**Records**:
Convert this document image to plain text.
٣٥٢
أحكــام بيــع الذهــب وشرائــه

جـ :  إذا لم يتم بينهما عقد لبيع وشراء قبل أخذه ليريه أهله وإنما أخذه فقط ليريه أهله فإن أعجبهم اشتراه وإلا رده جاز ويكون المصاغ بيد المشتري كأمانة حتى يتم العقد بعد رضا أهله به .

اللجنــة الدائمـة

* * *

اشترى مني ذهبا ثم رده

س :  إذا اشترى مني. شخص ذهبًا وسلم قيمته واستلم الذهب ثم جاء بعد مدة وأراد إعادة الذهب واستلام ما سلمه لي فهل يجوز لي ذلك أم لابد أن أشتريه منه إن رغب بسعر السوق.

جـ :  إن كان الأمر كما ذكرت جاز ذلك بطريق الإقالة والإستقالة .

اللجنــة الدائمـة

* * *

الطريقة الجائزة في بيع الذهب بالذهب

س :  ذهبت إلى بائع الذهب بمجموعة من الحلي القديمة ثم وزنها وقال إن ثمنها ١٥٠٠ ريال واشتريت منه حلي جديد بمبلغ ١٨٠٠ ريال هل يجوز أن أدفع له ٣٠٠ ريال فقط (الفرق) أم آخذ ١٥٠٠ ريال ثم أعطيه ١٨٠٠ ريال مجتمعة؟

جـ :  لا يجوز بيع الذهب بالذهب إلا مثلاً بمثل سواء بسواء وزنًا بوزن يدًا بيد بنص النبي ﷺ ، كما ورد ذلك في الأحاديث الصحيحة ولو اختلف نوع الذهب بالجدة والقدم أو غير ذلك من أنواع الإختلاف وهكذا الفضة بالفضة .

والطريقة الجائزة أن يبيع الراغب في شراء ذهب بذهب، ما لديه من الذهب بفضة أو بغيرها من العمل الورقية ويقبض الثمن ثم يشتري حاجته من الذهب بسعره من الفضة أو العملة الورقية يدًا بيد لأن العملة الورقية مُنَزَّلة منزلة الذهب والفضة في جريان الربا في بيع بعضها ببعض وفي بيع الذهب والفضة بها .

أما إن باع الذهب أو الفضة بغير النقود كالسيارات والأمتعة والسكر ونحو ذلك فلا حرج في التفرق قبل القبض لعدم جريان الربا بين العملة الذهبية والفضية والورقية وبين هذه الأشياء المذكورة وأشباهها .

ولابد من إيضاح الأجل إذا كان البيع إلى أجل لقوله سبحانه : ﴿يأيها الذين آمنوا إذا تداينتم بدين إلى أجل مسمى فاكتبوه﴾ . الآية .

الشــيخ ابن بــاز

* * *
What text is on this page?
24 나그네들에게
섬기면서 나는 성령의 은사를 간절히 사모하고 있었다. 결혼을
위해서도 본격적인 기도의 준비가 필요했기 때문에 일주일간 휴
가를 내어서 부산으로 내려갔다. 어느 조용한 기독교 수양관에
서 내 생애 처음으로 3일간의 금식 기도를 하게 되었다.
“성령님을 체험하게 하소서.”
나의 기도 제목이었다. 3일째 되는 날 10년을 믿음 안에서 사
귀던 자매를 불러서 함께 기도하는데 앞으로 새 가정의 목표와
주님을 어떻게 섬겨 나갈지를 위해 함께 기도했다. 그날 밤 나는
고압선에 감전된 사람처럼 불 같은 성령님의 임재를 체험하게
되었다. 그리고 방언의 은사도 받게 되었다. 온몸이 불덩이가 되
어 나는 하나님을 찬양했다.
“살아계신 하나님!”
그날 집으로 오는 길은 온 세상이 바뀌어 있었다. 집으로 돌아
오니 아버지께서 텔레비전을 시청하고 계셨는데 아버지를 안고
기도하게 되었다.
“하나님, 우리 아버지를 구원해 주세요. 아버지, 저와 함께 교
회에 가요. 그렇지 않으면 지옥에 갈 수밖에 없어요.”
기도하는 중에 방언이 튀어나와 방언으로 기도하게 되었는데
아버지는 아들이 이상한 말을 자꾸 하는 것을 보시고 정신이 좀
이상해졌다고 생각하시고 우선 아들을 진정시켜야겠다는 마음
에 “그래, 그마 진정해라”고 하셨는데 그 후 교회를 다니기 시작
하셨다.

**Task objective**: What is the number of lines in the records that contain "يجوز"? Give that number only.

**Result for this exercise**: 3